▸ REQUIREMENTS:
Copy the data precisely, keeping every character.

▸ EXCERPTED DATA:
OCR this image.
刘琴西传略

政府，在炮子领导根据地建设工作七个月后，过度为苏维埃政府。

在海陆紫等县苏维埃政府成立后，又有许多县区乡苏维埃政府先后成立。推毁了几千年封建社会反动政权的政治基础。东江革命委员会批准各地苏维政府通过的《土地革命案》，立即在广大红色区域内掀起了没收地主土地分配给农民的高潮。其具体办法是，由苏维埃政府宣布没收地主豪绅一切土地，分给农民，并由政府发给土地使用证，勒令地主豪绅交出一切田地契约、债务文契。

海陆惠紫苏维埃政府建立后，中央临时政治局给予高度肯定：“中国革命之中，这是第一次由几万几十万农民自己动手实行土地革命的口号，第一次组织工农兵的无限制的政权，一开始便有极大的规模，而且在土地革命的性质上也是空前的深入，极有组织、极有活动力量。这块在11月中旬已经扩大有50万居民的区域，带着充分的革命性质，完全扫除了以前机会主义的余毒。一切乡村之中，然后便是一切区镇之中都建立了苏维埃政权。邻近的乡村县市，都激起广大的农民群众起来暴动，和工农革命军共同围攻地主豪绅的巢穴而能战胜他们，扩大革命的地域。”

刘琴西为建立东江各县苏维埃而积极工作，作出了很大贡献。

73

▸ THE OUTPUT:
OCR this image.
刘琴西传略

政府，在炮子领导根据地建设工作七个月后，过度为苏维埃政府。

在海陆紫等县苏维埃政府成立后，又有许多县区乡苏维埃政府先后成立。推毁了几千年封建社会反动政权的政治基础。东江革命委员会批准各地苏维政府通过的《土地革命案》，立即在广大红色区域内掀起了没收地主土地分配给农民的高潮。其具体办法是，由苏维埃政府宣布没收地主豪绅一切土地，分给农民，并由政府发给土地使用证，勒令地主豪绅交出一切田地契约、债务文契。

海陆惠紫苏维埃政府建立后，中央临时政治局给予高度肯定：“中国革命之中，这是第一次由几万几十万农民自己动手实行土地革命的口号，第一次组织工农兵的无限制的政权，一开始便有极大的规模，而且在土地革命的性质上也是空前的深入，极有组织、极有活动力量。这块在11月中旬已经扩大有50万居民的区域，带着充分的革命性质，完全扫除了以前机会主义的余毒。一切乡村之中，然后便是一切区镇之中都建立了苏维埃政权。邻近的乡村县市，都激起广大的农民群众起来暴动，和工农革命军共同围攻地主豪绅的巢穴而能战胜他们，扩大革命的地域。”

刘琴西为建立东江各县苏维埃而积极工作，作出了很大贡献。

73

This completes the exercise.